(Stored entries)
+++

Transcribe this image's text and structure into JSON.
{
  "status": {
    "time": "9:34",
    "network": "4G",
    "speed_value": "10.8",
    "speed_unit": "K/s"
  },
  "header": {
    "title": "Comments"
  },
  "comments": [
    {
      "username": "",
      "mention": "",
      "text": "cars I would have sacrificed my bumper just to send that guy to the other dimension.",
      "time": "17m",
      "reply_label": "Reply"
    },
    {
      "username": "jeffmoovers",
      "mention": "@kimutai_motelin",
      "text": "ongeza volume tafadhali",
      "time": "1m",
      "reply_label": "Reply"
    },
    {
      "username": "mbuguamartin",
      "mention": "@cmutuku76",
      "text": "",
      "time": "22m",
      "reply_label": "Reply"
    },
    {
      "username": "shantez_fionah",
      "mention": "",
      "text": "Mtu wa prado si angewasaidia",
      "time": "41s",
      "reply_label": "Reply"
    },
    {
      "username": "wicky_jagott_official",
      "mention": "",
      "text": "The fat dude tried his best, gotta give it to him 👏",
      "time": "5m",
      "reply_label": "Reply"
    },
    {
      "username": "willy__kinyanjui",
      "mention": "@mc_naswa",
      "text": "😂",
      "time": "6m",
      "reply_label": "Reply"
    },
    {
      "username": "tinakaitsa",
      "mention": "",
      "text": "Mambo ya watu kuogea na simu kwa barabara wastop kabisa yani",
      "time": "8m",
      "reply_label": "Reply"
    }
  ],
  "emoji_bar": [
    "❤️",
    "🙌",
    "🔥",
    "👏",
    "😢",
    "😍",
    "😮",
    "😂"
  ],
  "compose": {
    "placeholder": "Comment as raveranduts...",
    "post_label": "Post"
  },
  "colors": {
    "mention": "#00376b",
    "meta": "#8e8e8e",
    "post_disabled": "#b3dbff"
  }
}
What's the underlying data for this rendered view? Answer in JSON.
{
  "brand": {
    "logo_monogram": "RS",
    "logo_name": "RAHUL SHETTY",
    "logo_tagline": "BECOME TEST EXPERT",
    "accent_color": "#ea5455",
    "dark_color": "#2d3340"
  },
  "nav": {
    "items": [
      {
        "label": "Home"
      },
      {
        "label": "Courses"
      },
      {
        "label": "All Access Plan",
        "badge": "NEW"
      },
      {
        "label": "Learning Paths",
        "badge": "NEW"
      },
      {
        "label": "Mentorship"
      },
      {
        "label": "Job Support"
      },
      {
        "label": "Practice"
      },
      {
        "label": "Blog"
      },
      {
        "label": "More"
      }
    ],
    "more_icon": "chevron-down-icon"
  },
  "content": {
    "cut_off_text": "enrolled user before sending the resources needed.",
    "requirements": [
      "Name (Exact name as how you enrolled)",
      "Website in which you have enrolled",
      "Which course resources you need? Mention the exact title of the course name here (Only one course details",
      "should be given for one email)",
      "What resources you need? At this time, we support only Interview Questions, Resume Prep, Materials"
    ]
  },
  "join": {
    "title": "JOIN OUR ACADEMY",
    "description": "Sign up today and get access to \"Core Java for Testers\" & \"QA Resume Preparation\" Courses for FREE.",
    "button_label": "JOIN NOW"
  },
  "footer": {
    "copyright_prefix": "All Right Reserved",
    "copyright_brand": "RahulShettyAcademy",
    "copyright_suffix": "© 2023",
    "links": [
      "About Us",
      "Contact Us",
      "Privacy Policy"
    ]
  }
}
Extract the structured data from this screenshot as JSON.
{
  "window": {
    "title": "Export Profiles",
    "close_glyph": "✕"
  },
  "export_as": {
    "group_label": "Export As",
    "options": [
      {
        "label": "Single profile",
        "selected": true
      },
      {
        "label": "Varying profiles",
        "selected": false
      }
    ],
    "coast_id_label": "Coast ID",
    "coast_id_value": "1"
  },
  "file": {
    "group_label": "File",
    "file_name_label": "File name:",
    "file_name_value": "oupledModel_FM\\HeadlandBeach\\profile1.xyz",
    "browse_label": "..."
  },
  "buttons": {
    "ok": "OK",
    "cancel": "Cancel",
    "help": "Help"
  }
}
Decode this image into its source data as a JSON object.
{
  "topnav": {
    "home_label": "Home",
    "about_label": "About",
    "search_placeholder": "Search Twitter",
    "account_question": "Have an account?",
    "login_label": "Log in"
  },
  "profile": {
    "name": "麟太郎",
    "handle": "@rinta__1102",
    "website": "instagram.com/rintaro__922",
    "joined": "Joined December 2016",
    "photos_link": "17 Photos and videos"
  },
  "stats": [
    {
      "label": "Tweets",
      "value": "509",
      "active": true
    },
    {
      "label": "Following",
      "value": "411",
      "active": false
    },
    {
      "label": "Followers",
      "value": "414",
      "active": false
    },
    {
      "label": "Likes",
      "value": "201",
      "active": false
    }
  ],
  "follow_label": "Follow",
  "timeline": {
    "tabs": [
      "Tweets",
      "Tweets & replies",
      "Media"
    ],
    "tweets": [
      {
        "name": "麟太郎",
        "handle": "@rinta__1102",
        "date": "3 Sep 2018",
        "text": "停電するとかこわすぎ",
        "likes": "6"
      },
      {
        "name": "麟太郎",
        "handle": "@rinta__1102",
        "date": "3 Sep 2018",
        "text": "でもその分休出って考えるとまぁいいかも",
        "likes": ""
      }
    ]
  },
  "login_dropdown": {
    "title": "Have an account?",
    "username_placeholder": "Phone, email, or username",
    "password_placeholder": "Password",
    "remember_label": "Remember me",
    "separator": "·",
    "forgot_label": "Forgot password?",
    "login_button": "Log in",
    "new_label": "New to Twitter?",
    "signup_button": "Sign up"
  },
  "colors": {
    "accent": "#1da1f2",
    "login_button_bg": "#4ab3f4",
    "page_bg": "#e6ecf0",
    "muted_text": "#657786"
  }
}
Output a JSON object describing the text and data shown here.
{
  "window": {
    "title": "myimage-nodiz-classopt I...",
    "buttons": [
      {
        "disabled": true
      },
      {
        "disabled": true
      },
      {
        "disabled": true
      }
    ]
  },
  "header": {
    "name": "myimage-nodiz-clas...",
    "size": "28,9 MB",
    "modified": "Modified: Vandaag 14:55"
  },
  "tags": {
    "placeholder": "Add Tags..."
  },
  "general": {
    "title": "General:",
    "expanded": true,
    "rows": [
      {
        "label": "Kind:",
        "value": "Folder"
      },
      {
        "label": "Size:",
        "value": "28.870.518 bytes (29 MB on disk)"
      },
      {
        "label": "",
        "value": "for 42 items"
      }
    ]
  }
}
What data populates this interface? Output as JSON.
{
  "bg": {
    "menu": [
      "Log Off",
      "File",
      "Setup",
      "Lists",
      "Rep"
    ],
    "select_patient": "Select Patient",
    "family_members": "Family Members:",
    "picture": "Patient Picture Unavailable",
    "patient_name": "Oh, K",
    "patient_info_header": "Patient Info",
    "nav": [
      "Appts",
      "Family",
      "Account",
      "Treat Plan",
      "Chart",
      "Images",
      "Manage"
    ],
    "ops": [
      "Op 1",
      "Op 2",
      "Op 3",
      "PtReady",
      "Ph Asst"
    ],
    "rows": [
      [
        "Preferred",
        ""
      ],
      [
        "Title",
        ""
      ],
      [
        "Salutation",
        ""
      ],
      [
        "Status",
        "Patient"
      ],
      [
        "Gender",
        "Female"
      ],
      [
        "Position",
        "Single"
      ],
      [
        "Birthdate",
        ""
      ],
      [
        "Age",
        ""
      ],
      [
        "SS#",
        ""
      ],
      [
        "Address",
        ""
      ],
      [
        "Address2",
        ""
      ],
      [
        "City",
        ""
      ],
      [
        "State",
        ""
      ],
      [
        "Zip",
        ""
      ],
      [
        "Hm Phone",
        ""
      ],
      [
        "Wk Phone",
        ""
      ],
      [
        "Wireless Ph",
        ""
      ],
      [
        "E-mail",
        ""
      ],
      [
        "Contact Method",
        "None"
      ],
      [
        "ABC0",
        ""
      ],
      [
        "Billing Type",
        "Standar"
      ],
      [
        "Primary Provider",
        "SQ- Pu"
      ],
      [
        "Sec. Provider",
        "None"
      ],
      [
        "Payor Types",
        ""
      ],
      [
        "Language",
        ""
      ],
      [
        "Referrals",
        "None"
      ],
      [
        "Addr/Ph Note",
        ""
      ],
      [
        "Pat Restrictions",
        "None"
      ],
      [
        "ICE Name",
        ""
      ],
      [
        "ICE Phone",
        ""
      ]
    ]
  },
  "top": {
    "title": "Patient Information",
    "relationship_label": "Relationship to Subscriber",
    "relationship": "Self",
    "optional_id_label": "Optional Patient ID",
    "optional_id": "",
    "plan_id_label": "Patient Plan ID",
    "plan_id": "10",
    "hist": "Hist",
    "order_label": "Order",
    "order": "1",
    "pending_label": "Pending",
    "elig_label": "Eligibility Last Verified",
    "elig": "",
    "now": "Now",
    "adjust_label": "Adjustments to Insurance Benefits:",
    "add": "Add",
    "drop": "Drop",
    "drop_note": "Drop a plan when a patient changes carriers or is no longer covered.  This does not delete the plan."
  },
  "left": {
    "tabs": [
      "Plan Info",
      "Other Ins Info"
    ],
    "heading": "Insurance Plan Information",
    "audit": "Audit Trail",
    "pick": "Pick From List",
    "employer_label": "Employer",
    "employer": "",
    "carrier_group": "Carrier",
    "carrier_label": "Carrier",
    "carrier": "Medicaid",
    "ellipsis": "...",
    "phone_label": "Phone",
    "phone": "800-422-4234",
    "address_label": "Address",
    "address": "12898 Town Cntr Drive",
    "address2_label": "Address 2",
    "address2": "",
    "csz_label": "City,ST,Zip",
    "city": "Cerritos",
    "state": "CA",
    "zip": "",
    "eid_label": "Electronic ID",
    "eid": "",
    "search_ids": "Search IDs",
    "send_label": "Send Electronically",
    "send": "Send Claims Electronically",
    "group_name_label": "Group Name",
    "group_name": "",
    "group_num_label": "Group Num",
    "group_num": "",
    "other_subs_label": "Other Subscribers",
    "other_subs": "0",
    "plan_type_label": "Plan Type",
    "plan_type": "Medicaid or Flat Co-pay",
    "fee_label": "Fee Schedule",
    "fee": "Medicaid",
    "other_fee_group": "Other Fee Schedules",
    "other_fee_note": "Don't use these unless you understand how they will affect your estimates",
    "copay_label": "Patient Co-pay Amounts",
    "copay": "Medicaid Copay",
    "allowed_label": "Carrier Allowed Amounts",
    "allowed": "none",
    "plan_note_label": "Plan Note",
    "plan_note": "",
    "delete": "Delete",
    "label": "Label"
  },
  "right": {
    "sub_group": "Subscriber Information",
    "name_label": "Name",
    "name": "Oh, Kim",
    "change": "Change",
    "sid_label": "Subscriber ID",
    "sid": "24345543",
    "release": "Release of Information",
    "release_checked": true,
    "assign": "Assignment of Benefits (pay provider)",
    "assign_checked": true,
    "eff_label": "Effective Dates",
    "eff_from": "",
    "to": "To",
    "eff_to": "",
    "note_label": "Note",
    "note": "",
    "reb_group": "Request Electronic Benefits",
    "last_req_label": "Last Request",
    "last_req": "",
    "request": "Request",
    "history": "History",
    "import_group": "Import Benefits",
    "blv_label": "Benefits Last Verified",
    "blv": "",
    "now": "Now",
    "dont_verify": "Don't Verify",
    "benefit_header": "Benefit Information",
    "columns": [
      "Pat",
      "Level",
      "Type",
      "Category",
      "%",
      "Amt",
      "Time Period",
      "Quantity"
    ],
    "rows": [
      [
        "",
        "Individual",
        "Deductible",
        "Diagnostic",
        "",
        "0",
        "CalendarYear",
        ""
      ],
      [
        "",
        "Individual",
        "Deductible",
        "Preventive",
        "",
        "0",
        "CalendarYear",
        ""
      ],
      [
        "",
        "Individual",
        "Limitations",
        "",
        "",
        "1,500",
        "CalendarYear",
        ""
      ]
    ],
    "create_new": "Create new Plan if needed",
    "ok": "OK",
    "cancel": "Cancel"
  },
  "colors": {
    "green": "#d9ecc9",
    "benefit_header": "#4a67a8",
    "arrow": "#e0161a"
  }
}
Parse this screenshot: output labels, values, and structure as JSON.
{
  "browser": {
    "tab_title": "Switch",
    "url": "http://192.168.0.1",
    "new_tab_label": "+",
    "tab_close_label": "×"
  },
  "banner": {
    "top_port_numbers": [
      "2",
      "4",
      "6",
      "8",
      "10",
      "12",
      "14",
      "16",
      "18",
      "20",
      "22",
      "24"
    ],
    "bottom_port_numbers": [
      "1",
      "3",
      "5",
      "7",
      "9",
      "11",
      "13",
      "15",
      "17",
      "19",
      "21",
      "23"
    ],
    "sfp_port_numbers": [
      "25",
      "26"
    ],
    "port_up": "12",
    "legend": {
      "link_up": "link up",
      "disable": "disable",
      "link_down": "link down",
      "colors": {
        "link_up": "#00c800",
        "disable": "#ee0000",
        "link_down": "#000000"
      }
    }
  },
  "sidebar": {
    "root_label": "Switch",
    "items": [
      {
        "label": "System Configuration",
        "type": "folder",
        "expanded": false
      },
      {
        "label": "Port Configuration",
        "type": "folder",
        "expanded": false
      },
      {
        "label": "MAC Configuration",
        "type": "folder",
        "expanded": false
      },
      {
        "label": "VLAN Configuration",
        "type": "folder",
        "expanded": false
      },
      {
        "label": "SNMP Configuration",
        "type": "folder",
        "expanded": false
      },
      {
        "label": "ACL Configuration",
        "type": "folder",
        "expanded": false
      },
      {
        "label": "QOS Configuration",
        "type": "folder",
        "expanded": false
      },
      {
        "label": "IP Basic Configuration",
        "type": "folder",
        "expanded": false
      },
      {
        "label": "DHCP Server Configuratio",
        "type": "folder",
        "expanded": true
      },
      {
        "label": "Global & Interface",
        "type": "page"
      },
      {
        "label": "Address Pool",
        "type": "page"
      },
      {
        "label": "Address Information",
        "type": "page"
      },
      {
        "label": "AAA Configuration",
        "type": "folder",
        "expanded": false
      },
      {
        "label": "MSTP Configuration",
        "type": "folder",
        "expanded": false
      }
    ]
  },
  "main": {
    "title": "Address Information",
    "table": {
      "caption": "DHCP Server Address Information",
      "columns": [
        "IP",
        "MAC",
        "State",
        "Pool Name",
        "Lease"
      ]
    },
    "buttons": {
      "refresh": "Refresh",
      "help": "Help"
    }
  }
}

+++

(REQUIRED WORK) Copy every line of the listing that includes the string "Request".

(REPLY)
    "reb_group": "Request Electronic Benefits",
    "last_req_label": "Last Request",
    "request": "Request",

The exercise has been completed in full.